- [Given passage]:
Bursts of warm air, interspersed between brief cool shots, will surge into the northeastern United States through the end of the month.
“We expect alternating waves of warmth and chill to continue to the Northeast, and to some extent in the Midwest, through April and into early May,” AccuWeather Lead Long-Range Meteorologist Paul Pastelok said.
Periods of unseasonable warmth will be occasionally slashed by pushes of cooler air that drop temperatures closer to or slightly below normal.
On average, the warmer days will outweigh the cooler days helped in part by the increasing angle of the sun and length of daylight.
In the short term, the next wave of warmth will arrive this weekend following the return of more seasonable conditions through Friday.
“A warmup will ensue in time for Easter weekend,” AccuWeather Meteorologist Ryan Adamson said.
Temperatures in the upper 60s and 70s F will return to much of the mid-Atlantic by Saturday. Highs in the lower 60s will be felt as far north as Maine.

- [Information shown]:
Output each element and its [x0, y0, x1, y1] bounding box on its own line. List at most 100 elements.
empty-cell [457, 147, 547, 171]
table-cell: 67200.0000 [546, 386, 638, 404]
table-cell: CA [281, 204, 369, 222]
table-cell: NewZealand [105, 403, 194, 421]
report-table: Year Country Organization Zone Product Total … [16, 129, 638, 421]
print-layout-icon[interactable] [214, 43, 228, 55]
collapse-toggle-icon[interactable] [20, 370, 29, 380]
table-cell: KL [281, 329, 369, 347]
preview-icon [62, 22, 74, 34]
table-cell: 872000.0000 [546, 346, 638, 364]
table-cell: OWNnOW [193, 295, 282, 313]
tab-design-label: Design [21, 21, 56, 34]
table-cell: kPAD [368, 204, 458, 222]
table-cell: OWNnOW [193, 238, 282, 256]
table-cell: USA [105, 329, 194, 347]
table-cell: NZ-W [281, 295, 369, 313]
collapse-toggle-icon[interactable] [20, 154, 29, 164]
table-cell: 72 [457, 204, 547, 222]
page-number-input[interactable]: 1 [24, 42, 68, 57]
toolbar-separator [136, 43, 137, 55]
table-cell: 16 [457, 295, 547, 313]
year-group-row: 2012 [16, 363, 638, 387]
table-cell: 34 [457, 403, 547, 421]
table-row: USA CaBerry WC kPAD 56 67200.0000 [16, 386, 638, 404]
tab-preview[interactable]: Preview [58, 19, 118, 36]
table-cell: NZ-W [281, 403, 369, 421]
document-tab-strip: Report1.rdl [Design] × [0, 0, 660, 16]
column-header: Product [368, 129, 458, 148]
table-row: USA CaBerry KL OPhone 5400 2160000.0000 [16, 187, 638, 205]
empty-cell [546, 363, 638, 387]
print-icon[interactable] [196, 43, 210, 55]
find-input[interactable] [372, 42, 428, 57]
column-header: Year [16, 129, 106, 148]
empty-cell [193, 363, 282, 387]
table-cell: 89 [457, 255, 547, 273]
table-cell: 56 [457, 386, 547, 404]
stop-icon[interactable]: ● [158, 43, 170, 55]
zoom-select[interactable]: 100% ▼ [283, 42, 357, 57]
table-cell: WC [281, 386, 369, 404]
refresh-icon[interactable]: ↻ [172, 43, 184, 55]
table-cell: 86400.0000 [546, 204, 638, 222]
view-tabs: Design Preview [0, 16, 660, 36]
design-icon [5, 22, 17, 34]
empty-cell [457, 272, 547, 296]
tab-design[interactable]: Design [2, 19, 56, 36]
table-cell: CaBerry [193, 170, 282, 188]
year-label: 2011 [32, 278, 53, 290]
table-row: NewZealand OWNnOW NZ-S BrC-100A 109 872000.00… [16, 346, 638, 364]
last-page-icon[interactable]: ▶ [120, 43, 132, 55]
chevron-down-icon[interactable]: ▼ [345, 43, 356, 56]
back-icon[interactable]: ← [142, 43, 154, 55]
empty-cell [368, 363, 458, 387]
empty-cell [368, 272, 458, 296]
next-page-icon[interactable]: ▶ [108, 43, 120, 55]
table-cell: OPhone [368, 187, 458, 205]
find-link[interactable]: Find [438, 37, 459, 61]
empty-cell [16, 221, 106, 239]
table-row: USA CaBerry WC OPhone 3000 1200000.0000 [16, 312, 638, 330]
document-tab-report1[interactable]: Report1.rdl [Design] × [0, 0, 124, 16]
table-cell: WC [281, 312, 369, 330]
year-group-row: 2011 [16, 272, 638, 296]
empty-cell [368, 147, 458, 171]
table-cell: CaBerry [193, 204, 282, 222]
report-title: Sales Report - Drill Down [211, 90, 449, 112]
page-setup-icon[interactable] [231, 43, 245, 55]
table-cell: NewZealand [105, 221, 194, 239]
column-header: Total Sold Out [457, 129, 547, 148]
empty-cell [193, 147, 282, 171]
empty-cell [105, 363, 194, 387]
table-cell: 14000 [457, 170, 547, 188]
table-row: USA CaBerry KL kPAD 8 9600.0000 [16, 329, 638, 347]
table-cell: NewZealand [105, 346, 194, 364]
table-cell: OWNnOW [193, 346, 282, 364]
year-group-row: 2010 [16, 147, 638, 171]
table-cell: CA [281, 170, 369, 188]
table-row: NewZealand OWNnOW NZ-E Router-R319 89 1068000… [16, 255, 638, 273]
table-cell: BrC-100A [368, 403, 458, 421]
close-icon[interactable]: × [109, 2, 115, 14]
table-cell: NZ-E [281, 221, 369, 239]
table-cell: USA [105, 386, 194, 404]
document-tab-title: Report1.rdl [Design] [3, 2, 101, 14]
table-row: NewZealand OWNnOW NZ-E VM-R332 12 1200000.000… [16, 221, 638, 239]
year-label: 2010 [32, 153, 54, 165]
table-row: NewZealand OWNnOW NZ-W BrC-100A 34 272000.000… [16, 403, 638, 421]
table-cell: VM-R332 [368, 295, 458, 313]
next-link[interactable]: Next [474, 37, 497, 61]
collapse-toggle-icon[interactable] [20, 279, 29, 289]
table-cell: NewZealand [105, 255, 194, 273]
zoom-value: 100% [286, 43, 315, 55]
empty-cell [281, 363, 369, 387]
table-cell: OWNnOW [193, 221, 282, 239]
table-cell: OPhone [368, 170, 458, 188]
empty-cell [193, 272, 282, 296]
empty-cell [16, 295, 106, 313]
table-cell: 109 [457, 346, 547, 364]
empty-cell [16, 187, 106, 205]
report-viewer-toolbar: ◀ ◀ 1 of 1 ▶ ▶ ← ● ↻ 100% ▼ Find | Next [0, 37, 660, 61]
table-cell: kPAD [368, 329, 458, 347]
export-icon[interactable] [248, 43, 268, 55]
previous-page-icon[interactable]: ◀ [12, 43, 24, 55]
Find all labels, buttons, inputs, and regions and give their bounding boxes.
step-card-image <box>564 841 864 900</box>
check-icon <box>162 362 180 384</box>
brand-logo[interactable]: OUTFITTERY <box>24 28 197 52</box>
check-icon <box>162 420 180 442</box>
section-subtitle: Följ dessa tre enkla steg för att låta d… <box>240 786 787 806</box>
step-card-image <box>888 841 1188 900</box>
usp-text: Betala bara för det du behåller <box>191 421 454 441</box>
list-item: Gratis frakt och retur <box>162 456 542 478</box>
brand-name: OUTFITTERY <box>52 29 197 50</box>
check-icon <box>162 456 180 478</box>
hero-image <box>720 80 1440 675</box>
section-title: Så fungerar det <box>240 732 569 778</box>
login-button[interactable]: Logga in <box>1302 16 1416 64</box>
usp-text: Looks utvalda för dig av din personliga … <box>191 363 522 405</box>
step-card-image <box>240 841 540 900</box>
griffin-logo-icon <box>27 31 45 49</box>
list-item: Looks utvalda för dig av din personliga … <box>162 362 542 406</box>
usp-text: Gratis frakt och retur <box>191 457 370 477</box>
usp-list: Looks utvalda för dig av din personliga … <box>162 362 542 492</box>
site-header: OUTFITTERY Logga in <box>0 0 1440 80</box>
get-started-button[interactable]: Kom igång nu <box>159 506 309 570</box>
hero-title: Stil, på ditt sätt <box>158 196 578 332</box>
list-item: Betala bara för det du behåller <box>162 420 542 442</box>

- [Task statement]: Retype the Northeast weather forecast passage exactly, starting with "Temperatures in the" and going on through "north as Maine.".

- [Answer section]:
Temperatures in the upper 60s and 70s F will return to much of the mid-Atlantic by Saturday. Highs in the lower 60s will be felt as far north as Maine.